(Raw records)
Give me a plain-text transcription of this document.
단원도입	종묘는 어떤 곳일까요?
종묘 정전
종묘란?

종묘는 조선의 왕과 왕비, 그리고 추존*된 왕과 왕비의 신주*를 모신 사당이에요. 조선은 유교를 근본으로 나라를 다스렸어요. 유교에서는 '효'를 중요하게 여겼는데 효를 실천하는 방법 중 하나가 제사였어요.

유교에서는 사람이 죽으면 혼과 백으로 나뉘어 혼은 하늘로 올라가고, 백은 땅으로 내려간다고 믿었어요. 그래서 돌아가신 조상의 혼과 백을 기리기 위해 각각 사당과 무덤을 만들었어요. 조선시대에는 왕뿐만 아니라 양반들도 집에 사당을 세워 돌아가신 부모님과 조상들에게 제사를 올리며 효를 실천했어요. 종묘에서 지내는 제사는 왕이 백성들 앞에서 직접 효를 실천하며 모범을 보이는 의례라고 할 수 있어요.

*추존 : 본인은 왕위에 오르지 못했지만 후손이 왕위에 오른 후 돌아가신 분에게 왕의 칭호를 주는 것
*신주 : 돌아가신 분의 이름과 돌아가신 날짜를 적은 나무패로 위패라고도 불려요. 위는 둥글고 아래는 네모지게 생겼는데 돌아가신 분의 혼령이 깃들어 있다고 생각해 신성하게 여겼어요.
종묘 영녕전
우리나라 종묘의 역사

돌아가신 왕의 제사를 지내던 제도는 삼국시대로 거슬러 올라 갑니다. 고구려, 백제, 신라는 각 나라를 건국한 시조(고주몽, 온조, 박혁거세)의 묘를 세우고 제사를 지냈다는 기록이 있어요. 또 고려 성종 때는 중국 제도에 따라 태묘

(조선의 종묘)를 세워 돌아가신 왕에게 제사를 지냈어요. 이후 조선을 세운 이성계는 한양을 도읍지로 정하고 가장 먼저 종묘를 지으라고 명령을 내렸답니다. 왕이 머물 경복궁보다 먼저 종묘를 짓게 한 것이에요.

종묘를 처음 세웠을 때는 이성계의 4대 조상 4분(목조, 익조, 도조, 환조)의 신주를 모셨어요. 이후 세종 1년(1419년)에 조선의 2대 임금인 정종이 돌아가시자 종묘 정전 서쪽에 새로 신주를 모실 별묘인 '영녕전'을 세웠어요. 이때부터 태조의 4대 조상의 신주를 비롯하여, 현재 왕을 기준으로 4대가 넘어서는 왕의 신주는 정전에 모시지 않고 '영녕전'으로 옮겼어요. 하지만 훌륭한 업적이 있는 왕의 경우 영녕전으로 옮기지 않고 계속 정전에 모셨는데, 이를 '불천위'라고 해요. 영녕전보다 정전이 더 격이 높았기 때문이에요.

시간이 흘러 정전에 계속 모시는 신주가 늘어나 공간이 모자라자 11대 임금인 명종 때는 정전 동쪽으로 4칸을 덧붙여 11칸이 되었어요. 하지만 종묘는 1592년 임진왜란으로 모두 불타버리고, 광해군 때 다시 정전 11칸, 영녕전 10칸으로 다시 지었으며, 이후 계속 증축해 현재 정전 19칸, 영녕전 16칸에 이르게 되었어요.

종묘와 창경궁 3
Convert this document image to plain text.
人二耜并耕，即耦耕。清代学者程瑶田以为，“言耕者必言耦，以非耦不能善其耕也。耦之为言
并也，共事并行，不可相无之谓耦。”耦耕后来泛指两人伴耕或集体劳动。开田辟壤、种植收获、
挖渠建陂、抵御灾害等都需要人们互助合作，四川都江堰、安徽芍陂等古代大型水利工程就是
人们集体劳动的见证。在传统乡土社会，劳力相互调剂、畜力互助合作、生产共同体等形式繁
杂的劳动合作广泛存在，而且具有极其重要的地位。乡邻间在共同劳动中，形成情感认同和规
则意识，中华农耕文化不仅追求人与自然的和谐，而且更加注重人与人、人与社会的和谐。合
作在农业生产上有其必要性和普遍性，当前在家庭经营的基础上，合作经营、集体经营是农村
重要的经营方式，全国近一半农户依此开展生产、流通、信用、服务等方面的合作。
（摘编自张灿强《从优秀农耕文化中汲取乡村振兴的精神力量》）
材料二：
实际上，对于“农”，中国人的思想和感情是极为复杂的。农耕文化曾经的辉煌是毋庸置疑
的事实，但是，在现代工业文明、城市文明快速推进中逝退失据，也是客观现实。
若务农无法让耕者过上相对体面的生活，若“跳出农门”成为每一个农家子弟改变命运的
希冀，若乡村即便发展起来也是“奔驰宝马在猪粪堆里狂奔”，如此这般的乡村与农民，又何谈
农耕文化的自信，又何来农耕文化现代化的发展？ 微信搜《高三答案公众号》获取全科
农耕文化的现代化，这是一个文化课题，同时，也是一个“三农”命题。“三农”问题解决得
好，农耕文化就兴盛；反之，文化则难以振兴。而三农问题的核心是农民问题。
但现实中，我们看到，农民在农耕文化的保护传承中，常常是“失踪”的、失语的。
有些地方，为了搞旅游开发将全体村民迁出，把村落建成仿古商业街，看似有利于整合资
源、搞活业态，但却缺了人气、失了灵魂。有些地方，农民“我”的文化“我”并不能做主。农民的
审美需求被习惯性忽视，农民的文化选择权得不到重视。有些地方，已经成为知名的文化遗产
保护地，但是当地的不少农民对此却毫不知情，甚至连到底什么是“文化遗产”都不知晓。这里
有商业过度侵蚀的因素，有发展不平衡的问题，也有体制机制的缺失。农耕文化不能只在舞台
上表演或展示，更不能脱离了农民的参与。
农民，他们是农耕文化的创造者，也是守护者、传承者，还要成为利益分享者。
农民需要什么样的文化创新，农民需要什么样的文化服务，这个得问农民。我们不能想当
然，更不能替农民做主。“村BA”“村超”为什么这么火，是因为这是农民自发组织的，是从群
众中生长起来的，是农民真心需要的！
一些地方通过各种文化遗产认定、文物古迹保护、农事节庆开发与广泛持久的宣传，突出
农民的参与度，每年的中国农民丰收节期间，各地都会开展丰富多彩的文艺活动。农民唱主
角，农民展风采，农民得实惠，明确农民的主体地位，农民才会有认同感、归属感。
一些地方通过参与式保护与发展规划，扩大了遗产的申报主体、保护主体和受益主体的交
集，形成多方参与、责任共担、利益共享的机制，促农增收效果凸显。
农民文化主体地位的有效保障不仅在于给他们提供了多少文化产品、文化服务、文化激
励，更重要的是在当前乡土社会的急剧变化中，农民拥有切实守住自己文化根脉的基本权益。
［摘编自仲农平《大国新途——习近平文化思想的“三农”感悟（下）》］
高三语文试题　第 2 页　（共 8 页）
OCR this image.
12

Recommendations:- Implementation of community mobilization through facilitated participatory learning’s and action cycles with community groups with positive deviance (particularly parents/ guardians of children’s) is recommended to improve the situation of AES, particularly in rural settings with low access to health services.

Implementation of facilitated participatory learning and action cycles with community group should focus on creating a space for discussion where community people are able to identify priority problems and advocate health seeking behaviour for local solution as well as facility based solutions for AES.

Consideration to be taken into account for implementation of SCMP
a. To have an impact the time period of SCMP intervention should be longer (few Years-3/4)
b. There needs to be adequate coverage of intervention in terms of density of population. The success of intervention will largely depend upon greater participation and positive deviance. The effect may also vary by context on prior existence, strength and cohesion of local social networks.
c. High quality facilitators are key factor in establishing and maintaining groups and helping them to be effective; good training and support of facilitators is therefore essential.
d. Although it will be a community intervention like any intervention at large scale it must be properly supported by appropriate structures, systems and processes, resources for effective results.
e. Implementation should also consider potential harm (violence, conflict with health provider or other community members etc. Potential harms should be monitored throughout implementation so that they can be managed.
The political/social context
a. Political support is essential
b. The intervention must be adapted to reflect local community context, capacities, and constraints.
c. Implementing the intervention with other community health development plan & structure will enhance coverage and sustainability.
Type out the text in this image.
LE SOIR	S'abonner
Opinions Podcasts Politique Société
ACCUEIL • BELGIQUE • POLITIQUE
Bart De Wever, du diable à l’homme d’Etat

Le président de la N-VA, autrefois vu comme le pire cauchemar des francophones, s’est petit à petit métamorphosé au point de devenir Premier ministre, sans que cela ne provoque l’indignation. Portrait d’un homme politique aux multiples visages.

_PROBLEM TO SOLVE_.
Copy only the stretch running from the line containing "Type out the text in this image." to the final line of the entries, both ends included, exactly as it stands.

_WORKED ANSWER_.
Type out the text in this image.
LE SOIR	S'abonner
Opinions Podcasts Politique Société
ACCUEIL • BELGIQUE • POLITIQUE
Bart De Wever, du diable à l’homme d’Etat

Le président de la N-VA, autrefois vu comme le pire cauchemar des francophones, s’est petit à petit métamorphosé au point de devenir Premier ministre, sans que cela ne provoque l’indignation. Portrait d’un homme politique aux multiples visages.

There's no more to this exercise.